# PROBLEM REQUIREMENTS
All the data below goes into the copy word for word, but the pictures don't.

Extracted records
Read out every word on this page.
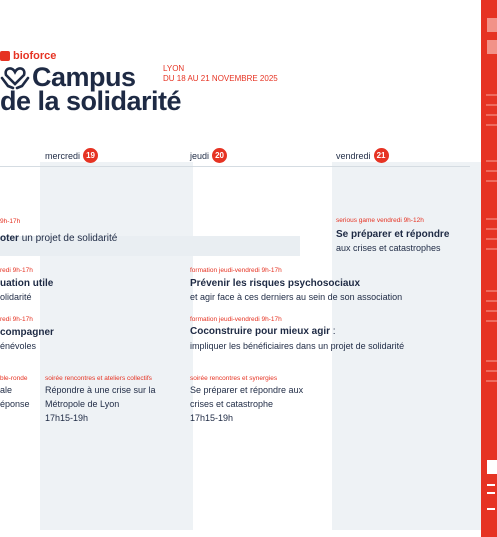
bioforce
Campus
de la solidarité
LYON
DU 18 AU 21 NOVEMBRE 2025
mercredi 19	jeudi 20	vendredi 21
9h-17h
oter un projet de solidarité
serious game vendredi 9h-12h
Se préparer et répondre
aux crises et catastrophes
redi 9h-17h
uation utile
olidarité
formation jeudi-vendredi 9h-17h
Prévenir les risques psychosociaux
et agir face à ces derniers au sein de son association
redi 9h-17h
compagner
énévoles
formation jeudi-vendredi 9h-17h
Coconstruire pour mieux agir :
impliquer les bénéficiaires dans un projet de solidarité
ble-ronde
ale
éponse
soirée rencontres et ateliers collectifs
Répondre à une crise sur la
Métropole de Lyon
17h15-19h
soirée rencontres et synergies
Se préparer et répondre aux
crises et catastrophe
17h15-19h
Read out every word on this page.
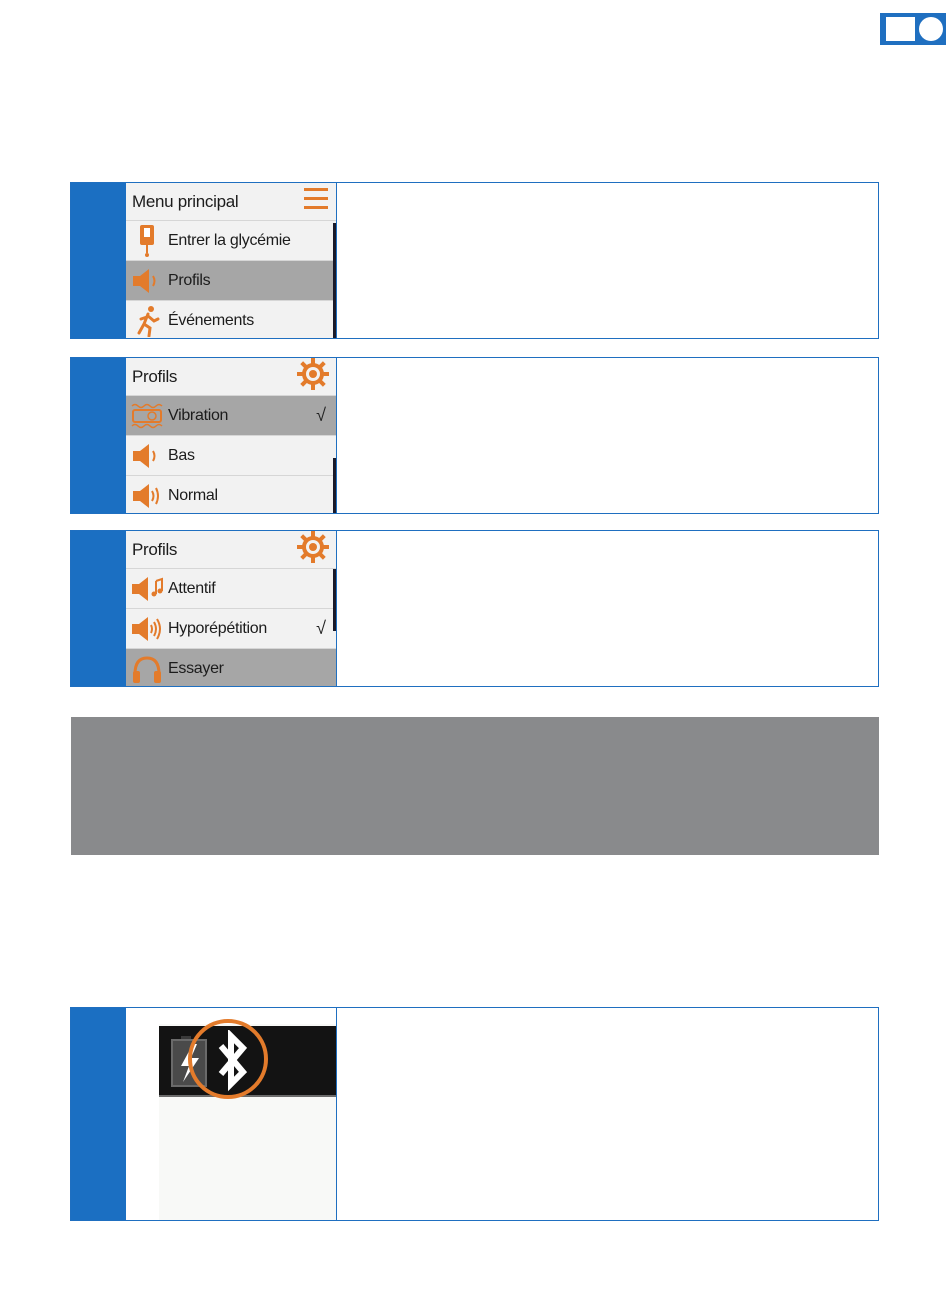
Menu principal
Entrer la glycémie
Profils
Événements
Profils
Vibration	√
Bas
Normal
Profils
Attentif
Hyporépétition	√
Essayer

# ANSWER
Read out every word on this page.
bioforce
Campus
de la solidarité
LYON
DU 18 AU 21 NOVEMBRE 2025
mercredi 19	jeudi 20	vendredi 21
9h-17h
oter un projet de solidarité
serious game vendredi 9h-12h
Se préparer et répondre
aux crises et catastrophes
redi 9h-17h
uation utile
olidarité
formation jeudi-vendredi 9h-17h
Prévenir les risques psychosociaux
et agir face à ces derniers au sein de son association
redi 9h-17h
compagner
énévoles
formation jeudi-vendredi 9h-17h
Coconstruire pour mieux agir :
impliquer les bénéficiaires dans un projet de solidarité
ble-ronde
ale
éponse
soirée rencontres et ateliers collectifs
Répondre à une crise sur la
Métropole de Lyon
17h15-19h
soirée rencontres et synergies
Se préparer et répondre aux
crises et catastrophe
17h15-19h
Read out every word on this page.
Menu principal
Entrer la glycémie
Profils
Événements
Profils
Vibration	√
Bas
Normal
Profils
Attentif
Hyporépétition	√
Essayer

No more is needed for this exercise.